Collected data
============
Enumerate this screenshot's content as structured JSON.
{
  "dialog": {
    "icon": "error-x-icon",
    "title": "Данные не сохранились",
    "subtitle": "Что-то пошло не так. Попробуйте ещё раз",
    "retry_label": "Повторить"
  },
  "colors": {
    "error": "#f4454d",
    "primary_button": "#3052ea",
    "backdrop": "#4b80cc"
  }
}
============
* Task prompt
Copy the material above back out, exactly as written.

* Output of the exercise
Enumerate this screenshot's content as structured JSON.
{
  "dialog": {
    "icon": "error-x-icon",
    "title": "Данные не сохранились",
    "subtitle": "Что-то пошло не так. Попробуйте ещё раз",
    "retry_label": "Повторить"
  },
  "colors": {
    "error": "#f4454d",
    "primary_button": "#3052ea",
    "backdrop": "#4b80cc"
  }
}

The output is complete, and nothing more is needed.